● Set task
Say how many lines of the listing below contain "habetur", giving the number and nothing else.

● Available data
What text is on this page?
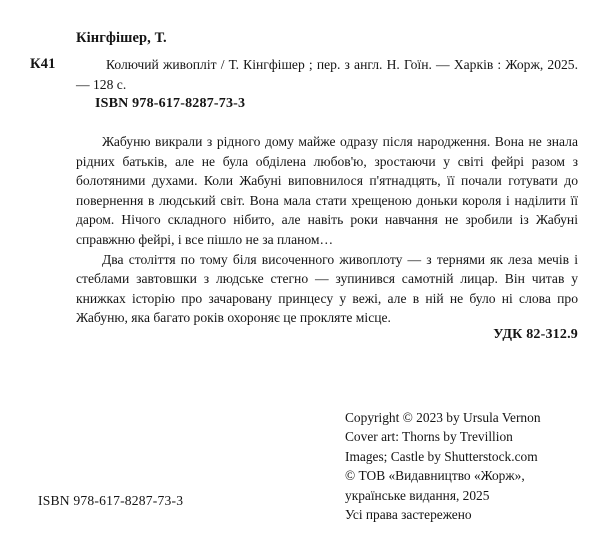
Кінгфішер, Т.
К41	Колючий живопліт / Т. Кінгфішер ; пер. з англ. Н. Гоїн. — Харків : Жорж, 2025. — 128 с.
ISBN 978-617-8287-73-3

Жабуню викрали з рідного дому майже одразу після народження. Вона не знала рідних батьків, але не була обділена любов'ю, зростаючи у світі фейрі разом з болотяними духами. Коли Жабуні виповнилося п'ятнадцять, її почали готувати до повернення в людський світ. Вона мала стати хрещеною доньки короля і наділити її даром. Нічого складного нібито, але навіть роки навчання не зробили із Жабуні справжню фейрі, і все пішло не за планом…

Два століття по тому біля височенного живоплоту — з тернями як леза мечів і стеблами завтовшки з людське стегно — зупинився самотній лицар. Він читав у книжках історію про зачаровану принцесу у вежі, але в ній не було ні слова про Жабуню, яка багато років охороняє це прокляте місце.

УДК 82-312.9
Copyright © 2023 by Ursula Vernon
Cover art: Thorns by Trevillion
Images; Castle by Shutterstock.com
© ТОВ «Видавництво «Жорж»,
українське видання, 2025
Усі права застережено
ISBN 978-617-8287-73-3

==

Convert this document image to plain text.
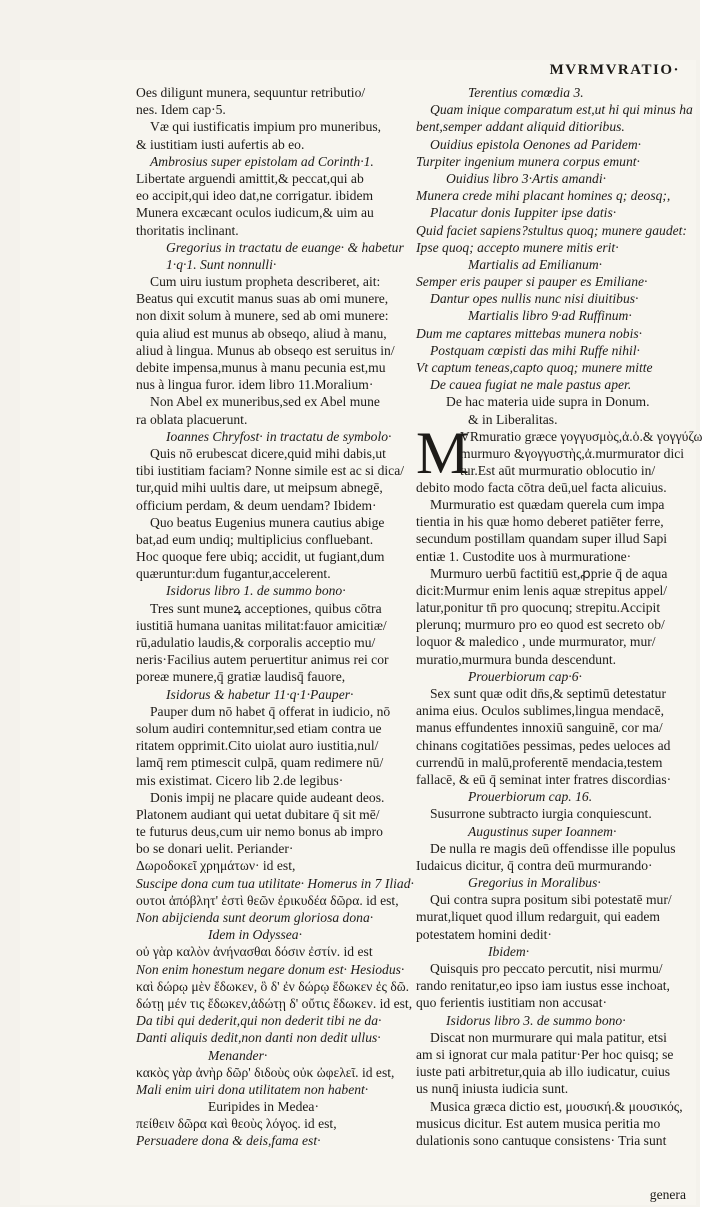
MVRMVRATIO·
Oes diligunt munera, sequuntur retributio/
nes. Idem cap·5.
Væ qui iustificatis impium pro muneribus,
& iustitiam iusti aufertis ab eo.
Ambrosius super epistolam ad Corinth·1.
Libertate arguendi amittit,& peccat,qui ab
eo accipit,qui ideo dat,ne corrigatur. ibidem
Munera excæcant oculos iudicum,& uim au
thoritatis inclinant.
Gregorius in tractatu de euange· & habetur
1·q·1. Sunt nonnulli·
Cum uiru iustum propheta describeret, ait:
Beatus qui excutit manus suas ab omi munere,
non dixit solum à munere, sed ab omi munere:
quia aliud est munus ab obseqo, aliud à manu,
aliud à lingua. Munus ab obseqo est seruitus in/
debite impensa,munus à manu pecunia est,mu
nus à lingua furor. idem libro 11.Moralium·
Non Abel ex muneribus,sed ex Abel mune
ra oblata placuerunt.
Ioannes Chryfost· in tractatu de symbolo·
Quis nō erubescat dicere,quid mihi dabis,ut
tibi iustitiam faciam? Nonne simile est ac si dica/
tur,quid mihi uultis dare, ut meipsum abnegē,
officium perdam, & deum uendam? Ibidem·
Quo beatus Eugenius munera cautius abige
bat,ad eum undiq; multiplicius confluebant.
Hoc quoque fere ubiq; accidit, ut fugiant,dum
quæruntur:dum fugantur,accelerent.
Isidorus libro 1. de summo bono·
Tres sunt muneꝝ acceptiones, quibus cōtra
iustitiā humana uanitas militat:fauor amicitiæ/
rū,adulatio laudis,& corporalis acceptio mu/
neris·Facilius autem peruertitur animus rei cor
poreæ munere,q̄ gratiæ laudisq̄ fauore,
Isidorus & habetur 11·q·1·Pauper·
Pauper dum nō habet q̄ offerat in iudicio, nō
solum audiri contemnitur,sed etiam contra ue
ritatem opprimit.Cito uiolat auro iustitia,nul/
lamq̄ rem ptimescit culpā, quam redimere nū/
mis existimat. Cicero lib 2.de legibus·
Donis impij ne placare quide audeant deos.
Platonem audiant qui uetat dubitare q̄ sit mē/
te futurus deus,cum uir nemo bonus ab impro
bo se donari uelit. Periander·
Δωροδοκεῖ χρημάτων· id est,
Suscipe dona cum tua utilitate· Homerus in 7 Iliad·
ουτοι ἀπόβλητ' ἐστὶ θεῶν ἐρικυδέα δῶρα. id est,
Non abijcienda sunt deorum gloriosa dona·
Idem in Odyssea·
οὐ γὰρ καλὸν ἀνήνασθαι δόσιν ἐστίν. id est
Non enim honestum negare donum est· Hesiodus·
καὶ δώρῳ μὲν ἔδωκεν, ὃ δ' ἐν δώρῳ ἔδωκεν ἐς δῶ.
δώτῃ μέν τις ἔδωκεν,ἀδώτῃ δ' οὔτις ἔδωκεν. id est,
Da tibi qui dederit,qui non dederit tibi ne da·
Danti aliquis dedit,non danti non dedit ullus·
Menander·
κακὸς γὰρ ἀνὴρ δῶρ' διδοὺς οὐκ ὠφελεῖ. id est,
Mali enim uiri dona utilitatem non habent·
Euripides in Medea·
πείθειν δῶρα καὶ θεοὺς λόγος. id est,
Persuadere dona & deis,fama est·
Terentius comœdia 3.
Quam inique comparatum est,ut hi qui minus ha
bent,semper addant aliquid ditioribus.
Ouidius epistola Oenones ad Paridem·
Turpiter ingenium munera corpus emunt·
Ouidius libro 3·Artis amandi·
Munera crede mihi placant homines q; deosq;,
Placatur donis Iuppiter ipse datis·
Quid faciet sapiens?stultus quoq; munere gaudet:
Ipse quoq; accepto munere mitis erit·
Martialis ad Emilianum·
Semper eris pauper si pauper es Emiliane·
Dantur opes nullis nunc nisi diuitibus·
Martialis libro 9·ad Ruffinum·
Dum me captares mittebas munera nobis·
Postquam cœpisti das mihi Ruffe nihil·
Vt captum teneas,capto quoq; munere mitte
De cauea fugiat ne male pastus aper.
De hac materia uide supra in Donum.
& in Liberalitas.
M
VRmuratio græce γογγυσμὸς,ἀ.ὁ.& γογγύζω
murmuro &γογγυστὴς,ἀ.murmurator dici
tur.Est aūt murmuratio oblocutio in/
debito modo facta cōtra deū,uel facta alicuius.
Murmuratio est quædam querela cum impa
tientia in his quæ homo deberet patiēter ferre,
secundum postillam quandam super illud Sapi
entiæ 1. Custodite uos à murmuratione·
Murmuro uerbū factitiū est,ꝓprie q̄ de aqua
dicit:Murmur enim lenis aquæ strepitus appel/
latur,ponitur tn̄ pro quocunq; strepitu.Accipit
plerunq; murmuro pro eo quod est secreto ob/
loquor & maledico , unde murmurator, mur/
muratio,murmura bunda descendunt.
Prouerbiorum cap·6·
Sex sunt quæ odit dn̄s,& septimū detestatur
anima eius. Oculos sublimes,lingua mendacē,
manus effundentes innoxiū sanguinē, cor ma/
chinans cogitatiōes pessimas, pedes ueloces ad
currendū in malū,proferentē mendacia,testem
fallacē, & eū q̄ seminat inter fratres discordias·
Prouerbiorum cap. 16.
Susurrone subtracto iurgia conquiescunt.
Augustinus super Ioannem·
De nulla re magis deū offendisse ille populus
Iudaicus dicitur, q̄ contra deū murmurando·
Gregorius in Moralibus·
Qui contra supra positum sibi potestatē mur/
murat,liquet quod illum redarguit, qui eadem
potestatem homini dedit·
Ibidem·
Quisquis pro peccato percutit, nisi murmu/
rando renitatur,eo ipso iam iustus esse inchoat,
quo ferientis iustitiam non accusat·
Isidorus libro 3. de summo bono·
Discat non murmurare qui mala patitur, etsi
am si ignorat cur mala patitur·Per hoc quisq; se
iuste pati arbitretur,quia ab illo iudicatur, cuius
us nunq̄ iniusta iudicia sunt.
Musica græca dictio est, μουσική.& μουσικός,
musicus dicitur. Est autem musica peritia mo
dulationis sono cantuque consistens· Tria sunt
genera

● Task response
2